REQUIREMENTS: Write out the whole listing again, exactly as given.

(Structured figure records)
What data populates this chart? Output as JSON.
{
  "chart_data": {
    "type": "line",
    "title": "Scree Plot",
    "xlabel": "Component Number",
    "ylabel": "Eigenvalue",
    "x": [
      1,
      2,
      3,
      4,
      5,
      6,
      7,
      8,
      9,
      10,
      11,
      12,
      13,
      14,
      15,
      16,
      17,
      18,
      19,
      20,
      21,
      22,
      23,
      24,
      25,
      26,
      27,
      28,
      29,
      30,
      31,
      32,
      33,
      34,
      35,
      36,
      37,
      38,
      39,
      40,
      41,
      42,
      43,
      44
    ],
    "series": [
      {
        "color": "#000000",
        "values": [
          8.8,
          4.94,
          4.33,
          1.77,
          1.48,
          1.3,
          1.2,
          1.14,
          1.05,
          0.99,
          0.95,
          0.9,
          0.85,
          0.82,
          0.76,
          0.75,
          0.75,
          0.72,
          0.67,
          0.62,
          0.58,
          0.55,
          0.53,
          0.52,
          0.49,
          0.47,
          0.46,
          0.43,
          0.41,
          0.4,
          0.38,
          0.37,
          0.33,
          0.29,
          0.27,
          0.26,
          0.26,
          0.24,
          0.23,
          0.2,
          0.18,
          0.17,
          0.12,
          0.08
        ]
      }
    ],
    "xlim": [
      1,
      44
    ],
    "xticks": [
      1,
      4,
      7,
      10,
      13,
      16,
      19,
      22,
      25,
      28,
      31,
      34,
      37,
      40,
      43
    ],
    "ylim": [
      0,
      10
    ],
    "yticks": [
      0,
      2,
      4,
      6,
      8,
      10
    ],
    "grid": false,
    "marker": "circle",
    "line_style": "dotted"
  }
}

ANSWER TO THIS PROBLEM:
What data populates this chart? Output as JSON.
{
  "chart_data": {
    "type": "line",
    "title": "Scree Plot",
    "xlabel": "Component Number",
    "ylabel": "Eigenvalue",
    "x": [
      1,
      2,
      3,
      4,
      5,
      6,
      7,
      8,
      9,
      10,
      11,
      12,
      13,
      14,
      15,
      16,
      17,
      18,
      19,
      20,
      21,
      22,
      23,
      24,
      25,
      26,
      27,
      28,
      29,
      30,
      31,
      32,
      33,
      34,
      35,
      36,
      37,
      38,
      39,
      40,
      41,
      42,
      43,
      44
    ],
    "series": [
      {
        "color": "#000000",
        "values": [
          8.8,
          4.94,
          4.33,
          1.77,
          1.48,
          1.3,
          1.2,
          1.14,
          1.05,
          0.99,
          0.95,
          0.9,
          0.85,
          0.82,
          0.76,
          0.75,
          0.75,
          0.72,
          0.67,
          0.62,
          0.58,
          0.55,
          0.53,
          0.52,
          0.49,
          0.47,
          0.46,
          0.43,
          0.41,
          0.4,
          0.38,
          0.37,
          0.33,
          0.29,
          0.27,
          0.26,
          0.26,
          0.24,
          0.23,
          0.2,
          0.18,
          0.17,
          0.12,
          0.08
        ]
      }
    ],
    "xlim": [
      1,
      44
    ],
    "xticks": [
      1,
      4,
      7,
      10,
      13,
      16,
      19,
      22,
      25,
      28,
      31,
      34,
      37,
      40,
      43
    ],
    "ylim": [
      0,
      10
    ],
    "yticks": [
      0,
      2,
      4,
      6,
      8,
      10
    ],
    "grid": false,
    "marker": "circle",
    "line_style": "dotted"
  }
}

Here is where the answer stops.